▶ _Exercise instructions_: Could you print the whole listing below line for line, unchanged, but leave out the picture?
** START Data supplied **
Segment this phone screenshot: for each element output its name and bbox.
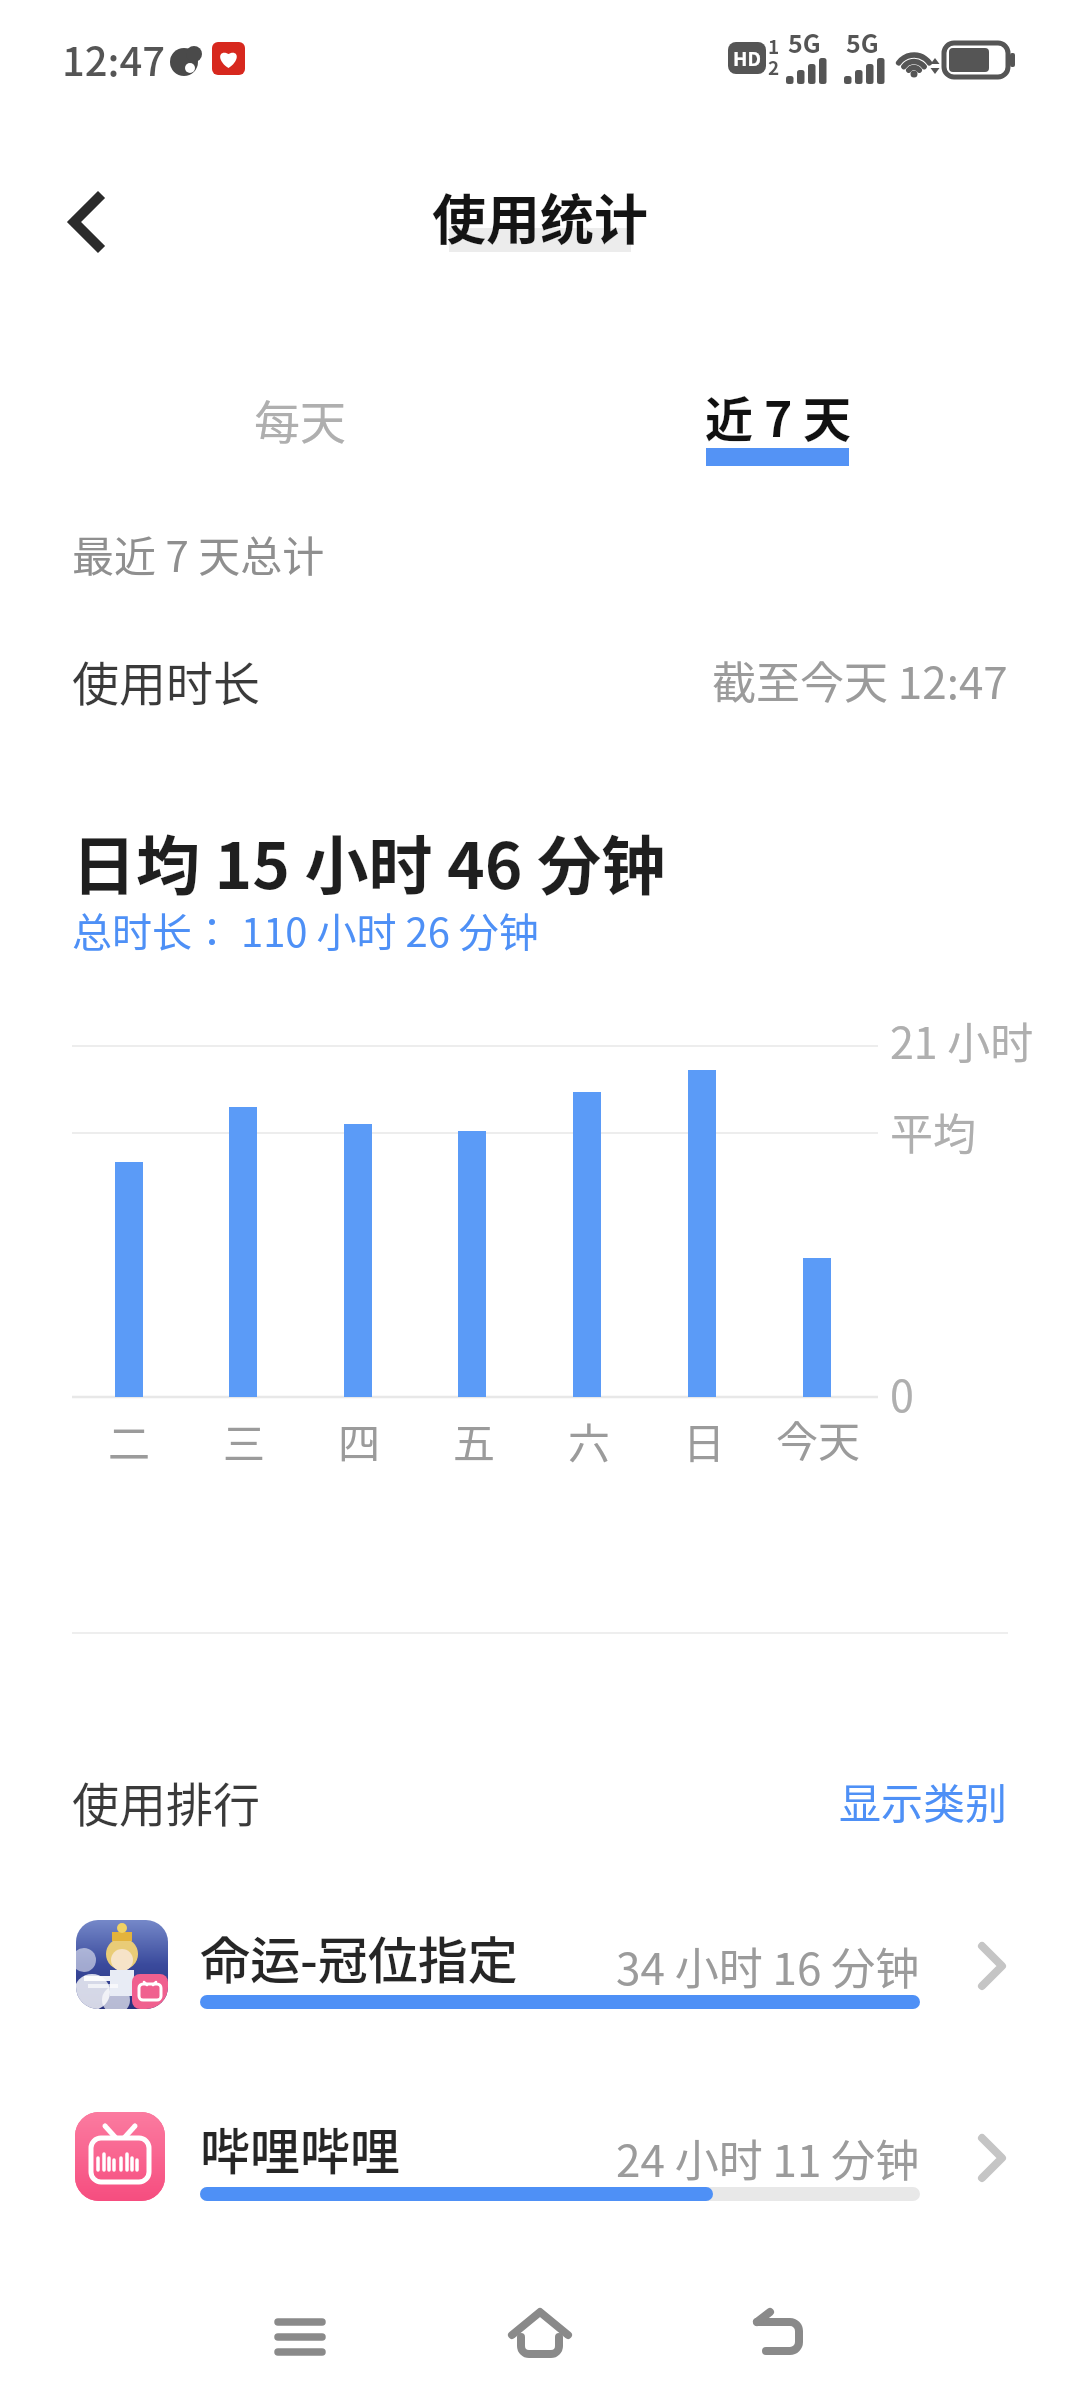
staticText: 最近 7 天总计 [72,523,325,584]
staticText: 每天 [254,386,346,453]
staticText: 命运-冠位指定 [200,1921,518,1993]
staticText: 34 小时 16 分钟 [616,1934,920,1998]
button[interactable] [240,2290,360,2390]
staticText: 使用排行 [72,1767,260,1835]
button[interactable] [40,2090,1040,2225]
staticText: 平均 [890,1100,976,1162]
staticText: 哔哩哔哩 [200,2112,400,2184]
staticText: 21 小时 [890,1009,1034,1071]
staticText: 五 [453,1410,496,1471]
staticText: 5G [846,24,879,60]
staticText: 使用时长 [72,646,260,714]
button[interactable] [480,2290,600,2390]
button[interactable] [52,186,132,256]
staticText: 三 [223,1410,266,1471]
staticText: HD [733,44,761,72]
staticText: 六 [568,1410,611,1471]
staticText: 12:47 [62,30,166,88]
staticText: 5G [788,24,821,60]
staticText: 1 [768,32,780,60]
staticText: 近 7 天 [705,381,852,451]
button[interactable] [718,2290,838,2390]
button[interactable]: 近 7 天 [578,356,978,476]
staticText: 总时长： 110 小时 26 分钟 [72,901,539,959]
staticText: 显示类别 [839,1770,1008,1831]
staticText: 24 小时 11 分钟 [616,2126,920,2190]
staticText: 二 [108,1410,151,1471]
staticText: 使用统计 [432,177,648,255]
staticText: 日 [683,1410,726,1471]
staticText: 截至今天 12:47 [712,648,1008,712]
staticText: 四 [338,1410,381,1471]
button[interactable]: 显示类别 [808,1760,1008,1840]
staticText: 2 [768,53,780,81]
staticText: 日均 15 小时 46 分钟 [72,815,666,908]
staticText: 今天 [776,1408,861,1469]
button[interactable]: 每天 [100,359,500,479]
staticText: 0 [890,1362,914,1424]
button[interactable] [40,1895,1040,2030]
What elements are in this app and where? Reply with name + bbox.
** END Data supplied **
▶ _Answer in full_:
Segment this phone screenshot: for each element output its name and bbox.
staticText: 最近 7 天总计 [72,523,325,584]
staticText: 每天 [254,386,346,453]
staticText: 命运-冠位指定 [200,1921,518,1993]
staticText: 34 小时 16 分钟 [616,1934,920,1998]
button[interactable] [240,2290,360,2390]
staticText: 使用排行 [72,1767,260,1835]
button[interactable] [40,2090,1040,2225]
staticText: 平均 [890,1100,976,1162]
staticText: 哔哩哔哩 [200,2112,400,2184]
staticText: 21 小时 [890,1009,1034,1071]
staticText: 五 [453,1410,496,1471]
staticText: 5G [846,24,879,60]
staticText: 使用时长 [72,646,260,714]
button[interactable] [480,2290,600,2390]
button[interactable] [52,186,132,256]
staticText: 三 [223,1410,266,1471]
staticText: HD [733,44,761,72]
staticText: 六 [568,1410,611,1471]
staticText: 12:47 [62,30,166,88]
staticText: 5G [788,24,821,60]
staticText: 1 [768,32,780,60]
staticText: 近 7 天 [705,381,852,451]
button[interactable] [718,2290,838,2390]
button[interactable]: 近 7 天 [578,356,978,476]
staticText: 总时长： 110 小时 26 分钟 [72,901,539,959]
staticText: 显示类别 [839,1770,1008,1831]
staticText: 24 小时 11 分钟 [616,2126,920,2190]
staticText: 二 [108,1410,151,1471]
staticText: 使用统计 [432,177,648,255]
staticText: 日 [683,1410,726,1471]
staticText: 截至今天 12:47 [712,648,1008,712]
staticText: 四 [338,1410,381,1471]
button[interactable]: 显示类别 [808,1760,1008,1840]
staticText: 2 [768,53,780,81]
staticText: 日均 15 小时 46 分钟 [72,815,666,908]
staticText: 今天 [776,1408,861,1469]
button[interactable]: 每天 [100,359,500,479]
staticText: 0 [890,1362,914,1424]
button[interactable] [40,1895,1040,2030]
What elements are in this app and where? Reply with name + bbox.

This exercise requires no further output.